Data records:
+++

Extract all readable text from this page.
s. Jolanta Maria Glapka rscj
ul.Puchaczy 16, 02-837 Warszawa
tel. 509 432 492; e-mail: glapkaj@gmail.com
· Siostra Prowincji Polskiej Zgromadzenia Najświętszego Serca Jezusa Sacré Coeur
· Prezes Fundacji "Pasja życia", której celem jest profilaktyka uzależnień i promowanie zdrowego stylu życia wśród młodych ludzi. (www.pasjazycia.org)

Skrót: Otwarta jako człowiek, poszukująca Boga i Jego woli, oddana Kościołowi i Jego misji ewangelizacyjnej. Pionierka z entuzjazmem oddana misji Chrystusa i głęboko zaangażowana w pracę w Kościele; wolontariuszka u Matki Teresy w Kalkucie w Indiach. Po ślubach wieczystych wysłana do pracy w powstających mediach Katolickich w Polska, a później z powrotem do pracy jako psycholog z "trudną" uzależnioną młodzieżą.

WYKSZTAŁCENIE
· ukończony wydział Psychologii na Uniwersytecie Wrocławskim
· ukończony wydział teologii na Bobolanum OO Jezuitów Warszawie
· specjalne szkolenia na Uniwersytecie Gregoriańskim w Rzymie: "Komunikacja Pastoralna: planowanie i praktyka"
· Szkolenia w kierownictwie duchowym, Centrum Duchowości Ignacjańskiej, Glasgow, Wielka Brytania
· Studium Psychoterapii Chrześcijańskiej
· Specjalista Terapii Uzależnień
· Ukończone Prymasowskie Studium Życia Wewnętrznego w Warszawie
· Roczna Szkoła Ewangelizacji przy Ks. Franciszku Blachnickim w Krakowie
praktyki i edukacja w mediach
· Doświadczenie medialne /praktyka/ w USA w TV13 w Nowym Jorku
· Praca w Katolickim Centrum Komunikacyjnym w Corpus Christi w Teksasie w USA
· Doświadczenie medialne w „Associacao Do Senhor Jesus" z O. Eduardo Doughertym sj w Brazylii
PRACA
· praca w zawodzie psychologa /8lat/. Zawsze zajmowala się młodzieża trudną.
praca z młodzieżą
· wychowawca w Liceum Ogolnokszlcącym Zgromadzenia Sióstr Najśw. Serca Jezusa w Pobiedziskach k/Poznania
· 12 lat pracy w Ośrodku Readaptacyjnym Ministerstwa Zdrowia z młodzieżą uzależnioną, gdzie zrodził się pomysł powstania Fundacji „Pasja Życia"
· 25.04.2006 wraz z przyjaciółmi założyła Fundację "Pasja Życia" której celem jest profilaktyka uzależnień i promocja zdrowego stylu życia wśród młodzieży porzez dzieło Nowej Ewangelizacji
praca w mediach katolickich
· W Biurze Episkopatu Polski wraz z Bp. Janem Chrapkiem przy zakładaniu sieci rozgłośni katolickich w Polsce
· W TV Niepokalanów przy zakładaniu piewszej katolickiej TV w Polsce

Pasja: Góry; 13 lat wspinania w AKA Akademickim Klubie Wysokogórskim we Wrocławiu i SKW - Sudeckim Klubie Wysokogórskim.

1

+++

Go through the records above, find every line with the word "Jezusa", and list those lines.

The output:
· Siostra Prowincji Polskiej Zgromadzenia Najświętszego Serca Jezusa Sacré Coeur
· wychowawca w Liceum Ogolnokszlcącym Zgromadzenia Sióstr Najśw. Serca Jezusa w Pobiedziskach k/Poznania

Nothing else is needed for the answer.